Figure contents as structured data
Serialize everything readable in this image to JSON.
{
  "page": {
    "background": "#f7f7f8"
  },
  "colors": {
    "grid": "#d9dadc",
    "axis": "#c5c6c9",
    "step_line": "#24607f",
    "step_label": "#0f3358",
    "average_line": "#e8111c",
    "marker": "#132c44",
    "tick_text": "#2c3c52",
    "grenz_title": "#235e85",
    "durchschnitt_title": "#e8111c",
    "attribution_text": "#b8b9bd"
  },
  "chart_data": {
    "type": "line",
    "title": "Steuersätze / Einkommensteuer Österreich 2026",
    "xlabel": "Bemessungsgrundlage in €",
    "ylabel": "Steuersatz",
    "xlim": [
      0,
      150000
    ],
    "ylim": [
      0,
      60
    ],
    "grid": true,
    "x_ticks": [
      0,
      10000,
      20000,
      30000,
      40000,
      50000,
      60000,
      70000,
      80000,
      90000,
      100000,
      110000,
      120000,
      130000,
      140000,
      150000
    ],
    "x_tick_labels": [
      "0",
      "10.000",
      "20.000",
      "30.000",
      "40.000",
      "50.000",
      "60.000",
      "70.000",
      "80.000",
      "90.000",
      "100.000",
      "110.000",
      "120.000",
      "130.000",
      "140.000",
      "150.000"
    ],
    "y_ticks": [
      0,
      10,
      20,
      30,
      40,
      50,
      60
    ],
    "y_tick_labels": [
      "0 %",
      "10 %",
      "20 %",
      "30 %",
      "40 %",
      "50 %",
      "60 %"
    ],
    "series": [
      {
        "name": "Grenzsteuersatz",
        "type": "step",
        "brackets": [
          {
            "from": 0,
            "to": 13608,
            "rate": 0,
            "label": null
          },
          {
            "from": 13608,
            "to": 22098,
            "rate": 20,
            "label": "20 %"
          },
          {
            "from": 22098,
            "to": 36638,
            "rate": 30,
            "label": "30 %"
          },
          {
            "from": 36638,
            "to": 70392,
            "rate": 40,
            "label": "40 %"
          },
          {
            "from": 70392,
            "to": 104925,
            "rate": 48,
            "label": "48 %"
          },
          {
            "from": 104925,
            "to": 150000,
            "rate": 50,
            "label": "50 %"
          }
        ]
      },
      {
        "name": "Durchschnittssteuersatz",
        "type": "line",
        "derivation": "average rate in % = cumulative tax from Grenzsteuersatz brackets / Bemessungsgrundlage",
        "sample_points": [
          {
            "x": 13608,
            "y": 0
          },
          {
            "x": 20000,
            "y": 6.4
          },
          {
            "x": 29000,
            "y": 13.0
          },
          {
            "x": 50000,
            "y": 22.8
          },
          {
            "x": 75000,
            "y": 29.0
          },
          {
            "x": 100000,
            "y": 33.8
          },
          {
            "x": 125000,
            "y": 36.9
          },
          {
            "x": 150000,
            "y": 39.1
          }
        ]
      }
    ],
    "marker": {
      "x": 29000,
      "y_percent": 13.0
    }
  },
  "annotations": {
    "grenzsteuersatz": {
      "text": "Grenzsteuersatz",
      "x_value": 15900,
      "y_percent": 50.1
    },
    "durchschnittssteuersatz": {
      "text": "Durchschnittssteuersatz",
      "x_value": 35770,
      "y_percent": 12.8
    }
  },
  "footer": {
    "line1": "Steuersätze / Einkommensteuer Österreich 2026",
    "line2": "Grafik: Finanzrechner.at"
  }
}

◆ **Goal of the exercise**
Restate the whole of the material exactly.

◆ **Task result**
Serialize everything readable in this image to JSON.
{
  "page": {
    "background": "#f7f7f8"
  },
  "colors": {
    "grid": "#d9dadc",
    "axis": "#c5c6c9",
    "step_line": "#24607f",
    "step_label": "#0f3358",
    "average_line": "#e8111c",
    "marker": "#132c44",
    "tick_text": "#2c3c52",
    "grenz_title": "#235e85",
    "durchschnitt_title": "#e8111c",
    "attribution_text": "#b8b9bd"
  },
  "chart_data": {
    "type": "line",
    "title": "Steuersätze / Einkommensteuer Österreich 2026",
    "xlabel": "Bemessungsgrundlage in €",
    "ylabel": "Steuersatz",
    "xlim": [
      0,
      150000
    ],
    "ylim": [
      0,
      60
    ],
    "grid": true,
    "x_ticks": [
      0,
      10000,
      20000,
      30000,
      40000,
      50000,
      60000,
      70000,
      80000,
      90000,
      100000,
      110000,
      120000,
      130000,
      140000,
      150000
    ],
    "x_tick_labels": [
      "0",
      "10.000",
      "20.000",
      "30.000",
      "40.000",
      "50.000",
      "60.000",
      "70.000",
      "80.000",
      "90.000",
      "100.000",
      "110.000",
      "120.000",
      "130.000",
      "140.000",
      "150.000"
    ],
    "y_ticks": [
      0,
      10,
      20,
      30,
      40,
      50,
      60
    ],
    "y_tick_labels": [
      "0 %",
      "10 %",
      "20 %",
      "30 %",
      "40 %",
      "50 %",
      "60 %"
    ],
    "series": [
      {
        "name": "Grenzsteuersatz",
        "type": "step",
        "brackets": [
          {
            "from": 0,
            "to": 13608,
            "rate": 0,
            "label": null
          },
          {
            "from": 13608,
            "to": 22098,
            "rate": 20,
            "label": "20 %"
          },
          {
            "from": 22098,
            "to": 36638,
            "rate": 30,
            "label": "30 %"
          },
          {
            "from": 36638,
            "to": 70392,
            "rate": 40,
            "label": "40 %"
          },
          {
            "from": 70392,
            "to": 104925,
            "rate": 48,
            "label": "48 %"
          },
          {
            "from": 104925,
            "to": 150000,
            "rate": 50,
            "label": "50 %"
          }
        ]
      },
      {
        "name": "Durchschnittssteuersatz",
        "type": "line",
        "derivation": "average rate in % = cumulative tax from Grenzsteuersatz brackets / Bemessungsgrundlage",
        "sample_points": [
          {
            "x": 13608,
            "y": 0
          },
          {
            "x": 20000,
            "y": 6.4
          },
          {
            "x": 29000,
            "y": 13.0
          },
          {
            "x": 50000,
            "y": 22.8
          },
          {
            "x": 75000,
            "y": 29.0
          },
          {
            "x": 100000,
            "y": 33.8
          },
          {
            "x": 125000,
            "y": 36.9
          },
          {
            "x": 150000,
            "y": 39.1
          }
        ]
      }
    ],
    "marker": {
      "x": 29000,
      "y_percent": 13.0
    }
  },
  "annotations": {
    "grenzsteuersatz": {
      "text": "Grenzsteuersatz",
      "x_value": 15900,
      "y_percent": 50.1
    },
    "durchschnittssteuersatz": {
      "text": "Durchschnittssteuersatz",
      "x_value": 35770,
      "y_percent": 12.8
    }
  },
  "footer": {
    "line1": "Steuersätze / Einkommensteuer Österreich 2026",
    "line2": "Grafik: Finanzrechner.at"
  }
}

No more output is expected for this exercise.